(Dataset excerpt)

_ _ _

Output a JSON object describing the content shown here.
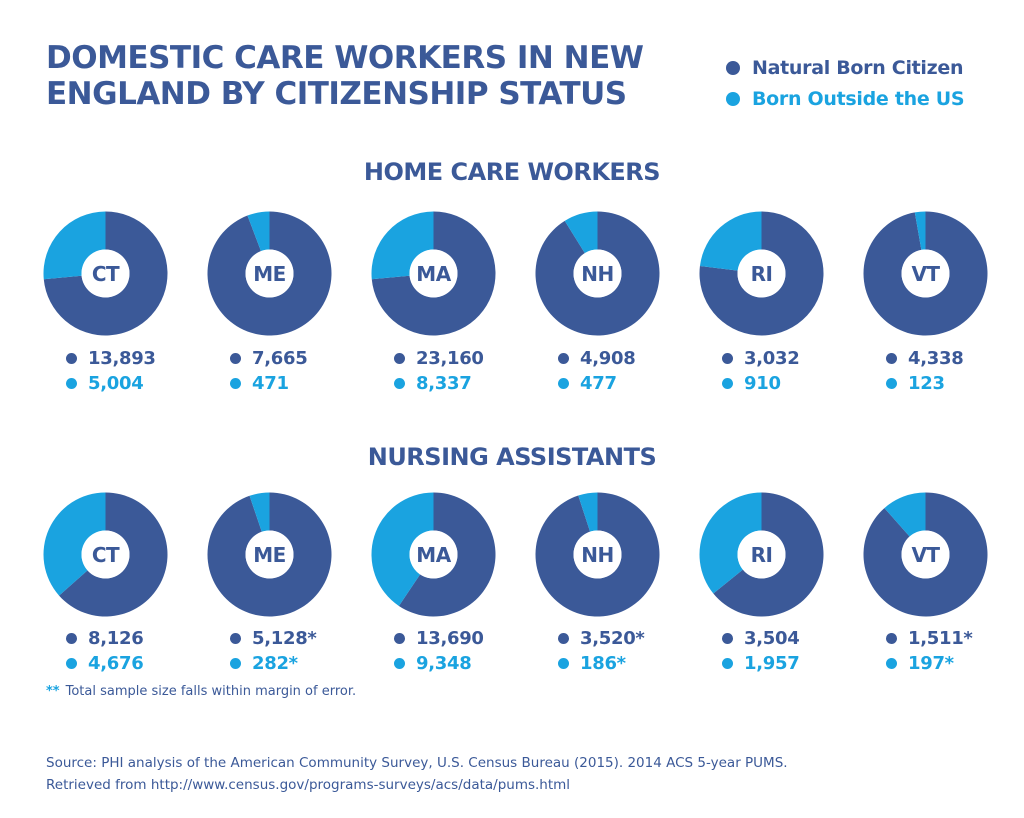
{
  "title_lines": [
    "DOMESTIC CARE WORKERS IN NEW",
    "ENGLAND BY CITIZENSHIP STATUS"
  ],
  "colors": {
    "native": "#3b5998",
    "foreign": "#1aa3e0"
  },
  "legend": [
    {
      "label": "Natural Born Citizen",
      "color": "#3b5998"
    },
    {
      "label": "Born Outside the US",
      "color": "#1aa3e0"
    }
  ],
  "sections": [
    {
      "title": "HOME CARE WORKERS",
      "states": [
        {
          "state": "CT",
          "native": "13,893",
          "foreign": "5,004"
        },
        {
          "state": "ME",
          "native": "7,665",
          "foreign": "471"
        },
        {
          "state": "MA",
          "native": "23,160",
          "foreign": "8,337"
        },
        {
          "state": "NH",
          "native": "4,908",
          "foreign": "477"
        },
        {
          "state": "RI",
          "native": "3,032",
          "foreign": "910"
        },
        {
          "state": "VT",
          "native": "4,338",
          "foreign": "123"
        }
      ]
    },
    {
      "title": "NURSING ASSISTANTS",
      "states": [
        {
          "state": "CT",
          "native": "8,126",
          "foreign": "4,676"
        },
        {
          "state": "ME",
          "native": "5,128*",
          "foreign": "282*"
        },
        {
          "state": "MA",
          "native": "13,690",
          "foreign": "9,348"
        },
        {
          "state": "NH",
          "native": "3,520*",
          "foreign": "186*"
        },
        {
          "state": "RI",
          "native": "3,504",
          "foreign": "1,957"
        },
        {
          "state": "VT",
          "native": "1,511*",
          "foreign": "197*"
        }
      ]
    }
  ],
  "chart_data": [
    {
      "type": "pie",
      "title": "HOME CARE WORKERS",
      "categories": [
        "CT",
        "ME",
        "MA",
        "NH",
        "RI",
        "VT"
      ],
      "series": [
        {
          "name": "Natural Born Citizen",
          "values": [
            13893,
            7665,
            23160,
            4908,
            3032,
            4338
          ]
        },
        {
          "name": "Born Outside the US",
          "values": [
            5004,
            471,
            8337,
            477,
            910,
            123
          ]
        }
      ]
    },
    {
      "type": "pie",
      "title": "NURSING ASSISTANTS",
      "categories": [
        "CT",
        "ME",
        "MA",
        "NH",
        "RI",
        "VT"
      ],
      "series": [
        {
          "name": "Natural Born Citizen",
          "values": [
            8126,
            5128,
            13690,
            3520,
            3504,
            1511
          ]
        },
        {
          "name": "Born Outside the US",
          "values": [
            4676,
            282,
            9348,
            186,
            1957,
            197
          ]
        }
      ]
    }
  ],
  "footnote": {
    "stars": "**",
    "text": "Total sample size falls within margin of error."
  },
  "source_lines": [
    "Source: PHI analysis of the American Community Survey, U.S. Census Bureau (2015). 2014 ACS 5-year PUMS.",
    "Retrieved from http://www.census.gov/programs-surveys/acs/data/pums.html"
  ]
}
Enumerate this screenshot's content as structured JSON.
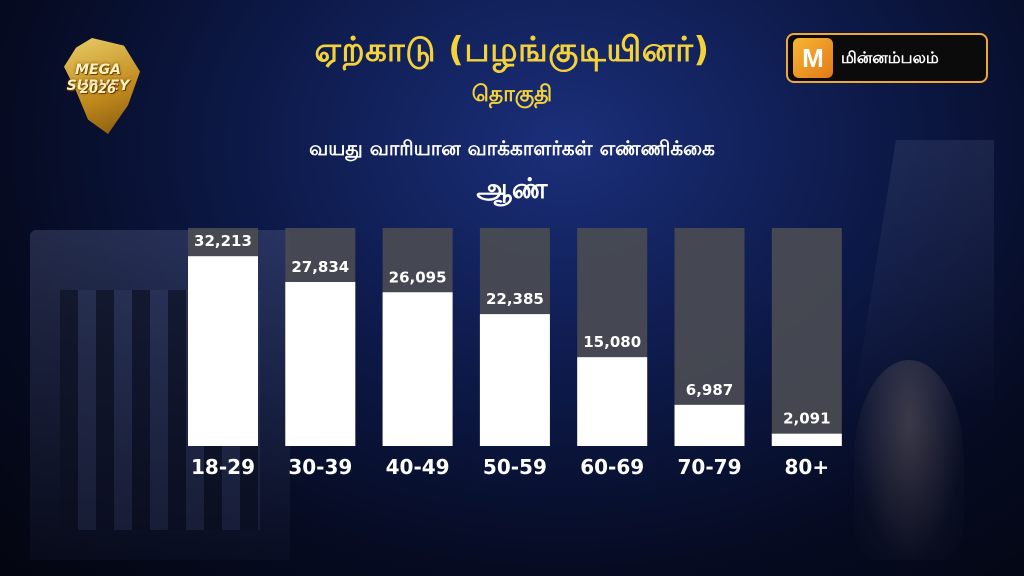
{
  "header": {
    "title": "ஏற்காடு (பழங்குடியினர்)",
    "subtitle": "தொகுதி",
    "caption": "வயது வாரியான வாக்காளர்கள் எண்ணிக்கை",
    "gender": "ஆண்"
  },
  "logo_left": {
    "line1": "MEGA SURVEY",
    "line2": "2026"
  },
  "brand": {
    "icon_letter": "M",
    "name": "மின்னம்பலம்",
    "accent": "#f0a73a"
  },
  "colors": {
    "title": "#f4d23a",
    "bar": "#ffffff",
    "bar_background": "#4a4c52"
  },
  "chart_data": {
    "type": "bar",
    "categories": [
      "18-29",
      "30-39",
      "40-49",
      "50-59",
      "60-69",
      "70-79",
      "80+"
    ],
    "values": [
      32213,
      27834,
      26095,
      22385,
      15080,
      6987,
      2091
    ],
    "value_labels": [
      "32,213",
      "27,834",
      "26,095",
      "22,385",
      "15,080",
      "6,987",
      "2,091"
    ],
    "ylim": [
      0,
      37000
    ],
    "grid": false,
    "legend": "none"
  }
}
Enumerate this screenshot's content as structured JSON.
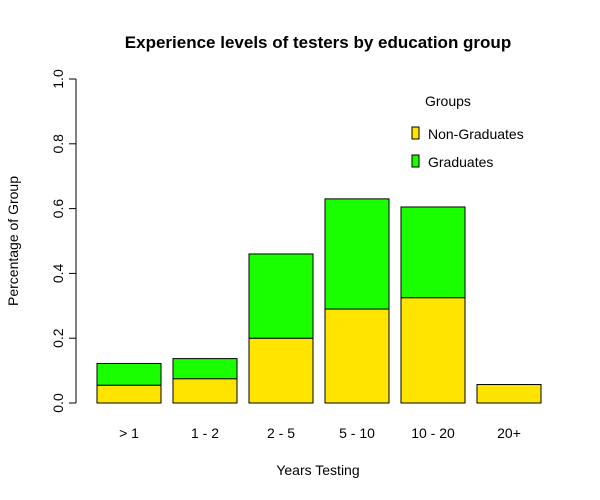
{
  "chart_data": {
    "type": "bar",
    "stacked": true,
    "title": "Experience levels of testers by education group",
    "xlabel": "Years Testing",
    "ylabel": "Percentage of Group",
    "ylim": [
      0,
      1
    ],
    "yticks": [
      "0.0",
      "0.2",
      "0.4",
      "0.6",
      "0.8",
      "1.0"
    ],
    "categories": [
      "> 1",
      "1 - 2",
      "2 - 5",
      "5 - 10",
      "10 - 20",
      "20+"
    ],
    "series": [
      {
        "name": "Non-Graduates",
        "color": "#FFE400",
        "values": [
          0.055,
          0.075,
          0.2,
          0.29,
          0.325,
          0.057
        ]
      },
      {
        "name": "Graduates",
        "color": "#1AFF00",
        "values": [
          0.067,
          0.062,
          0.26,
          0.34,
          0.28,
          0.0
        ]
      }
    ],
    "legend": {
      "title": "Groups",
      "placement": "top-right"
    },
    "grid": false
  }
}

_ _ _

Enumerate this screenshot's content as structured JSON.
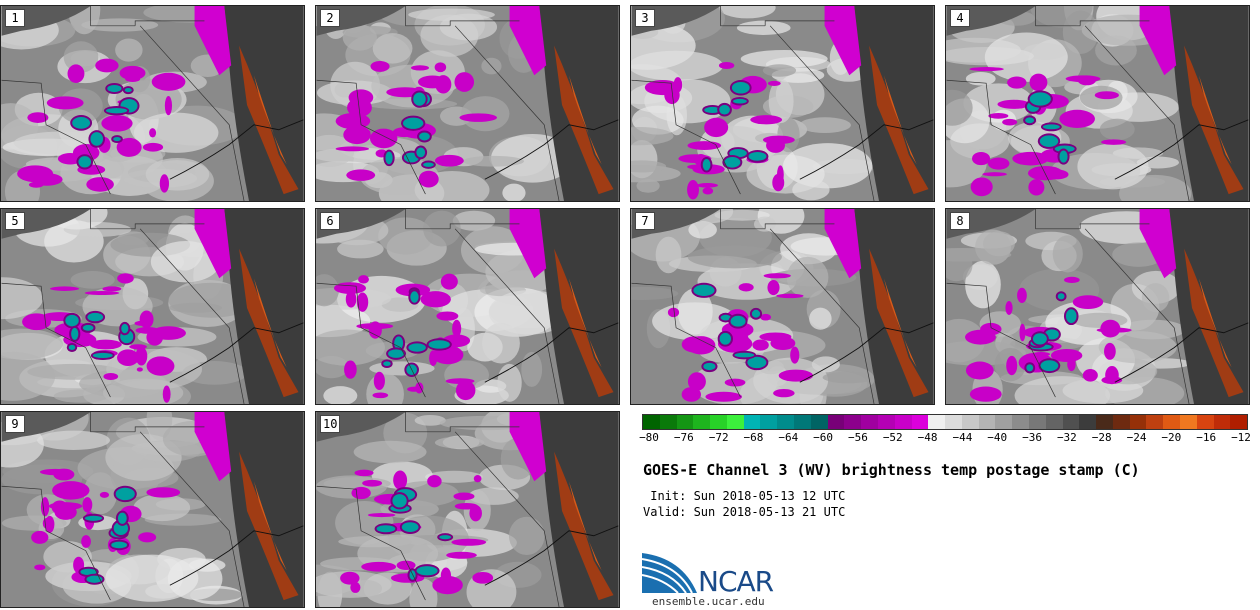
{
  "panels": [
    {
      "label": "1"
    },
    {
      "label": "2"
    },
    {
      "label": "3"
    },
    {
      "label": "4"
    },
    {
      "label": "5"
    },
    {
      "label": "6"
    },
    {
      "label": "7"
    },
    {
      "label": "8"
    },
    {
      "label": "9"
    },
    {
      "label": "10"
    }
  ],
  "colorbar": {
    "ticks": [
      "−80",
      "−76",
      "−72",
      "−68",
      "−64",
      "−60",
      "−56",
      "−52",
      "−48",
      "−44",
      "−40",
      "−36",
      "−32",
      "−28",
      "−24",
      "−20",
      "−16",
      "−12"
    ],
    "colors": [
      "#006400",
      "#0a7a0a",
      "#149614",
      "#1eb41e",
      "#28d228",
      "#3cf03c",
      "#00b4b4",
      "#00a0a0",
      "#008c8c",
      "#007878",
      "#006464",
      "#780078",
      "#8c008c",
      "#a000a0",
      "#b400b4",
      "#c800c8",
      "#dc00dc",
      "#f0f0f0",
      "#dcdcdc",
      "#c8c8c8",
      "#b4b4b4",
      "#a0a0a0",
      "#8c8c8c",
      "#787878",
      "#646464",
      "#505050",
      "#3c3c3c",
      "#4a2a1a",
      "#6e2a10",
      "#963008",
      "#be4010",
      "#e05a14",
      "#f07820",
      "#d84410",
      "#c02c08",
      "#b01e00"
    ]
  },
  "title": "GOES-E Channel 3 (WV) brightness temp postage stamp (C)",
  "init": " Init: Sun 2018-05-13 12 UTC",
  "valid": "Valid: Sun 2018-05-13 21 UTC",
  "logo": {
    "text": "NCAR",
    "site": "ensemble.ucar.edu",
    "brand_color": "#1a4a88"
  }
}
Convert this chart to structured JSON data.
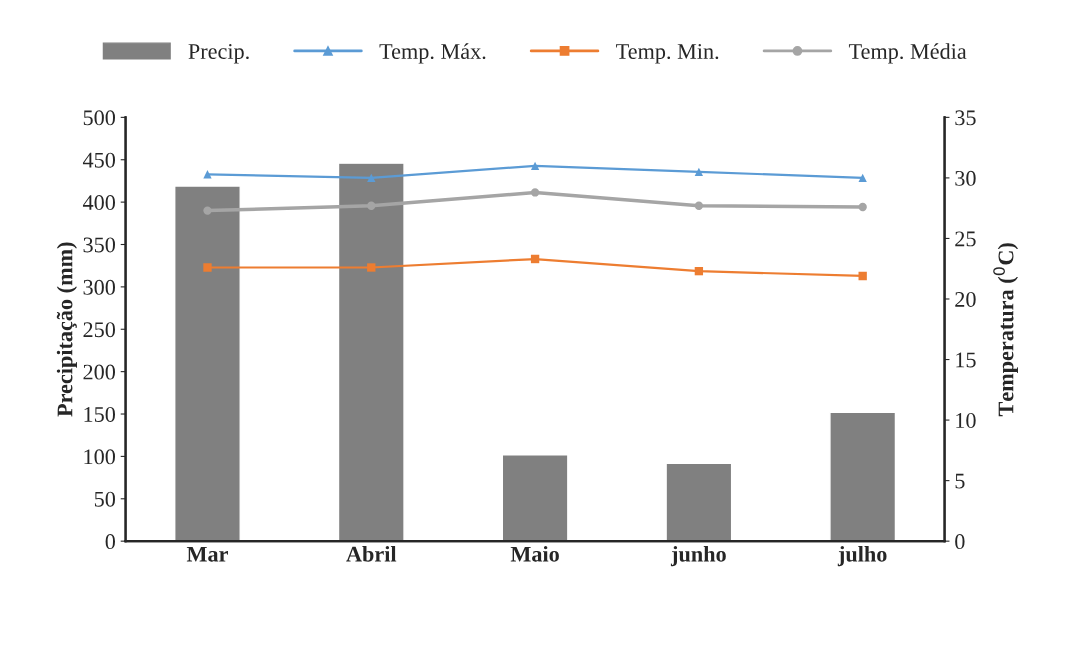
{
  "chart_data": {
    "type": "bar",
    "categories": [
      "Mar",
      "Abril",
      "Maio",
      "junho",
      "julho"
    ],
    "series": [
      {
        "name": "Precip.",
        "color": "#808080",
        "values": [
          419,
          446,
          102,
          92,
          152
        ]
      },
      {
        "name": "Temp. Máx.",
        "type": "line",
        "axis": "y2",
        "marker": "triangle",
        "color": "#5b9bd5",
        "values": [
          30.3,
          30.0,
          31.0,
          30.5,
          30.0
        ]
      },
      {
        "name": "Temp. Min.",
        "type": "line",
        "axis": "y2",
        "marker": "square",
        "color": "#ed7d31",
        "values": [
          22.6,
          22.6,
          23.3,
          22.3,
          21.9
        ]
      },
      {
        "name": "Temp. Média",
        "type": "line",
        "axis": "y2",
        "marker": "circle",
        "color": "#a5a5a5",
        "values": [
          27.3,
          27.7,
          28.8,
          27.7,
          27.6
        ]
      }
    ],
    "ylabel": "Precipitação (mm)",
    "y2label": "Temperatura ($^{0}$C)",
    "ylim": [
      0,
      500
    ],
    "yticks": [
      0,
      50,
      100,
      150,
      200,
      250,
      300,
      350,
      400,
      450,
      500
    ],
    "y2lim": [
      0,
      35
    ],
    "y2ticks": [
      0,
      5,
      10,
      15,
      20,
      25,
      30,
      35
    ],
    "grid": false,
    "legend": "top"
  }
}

_ _ _

Extract every line of the records above that contains the word "text".

    "text": "Total sample size falls within margin of error."
    "text": "NCAR",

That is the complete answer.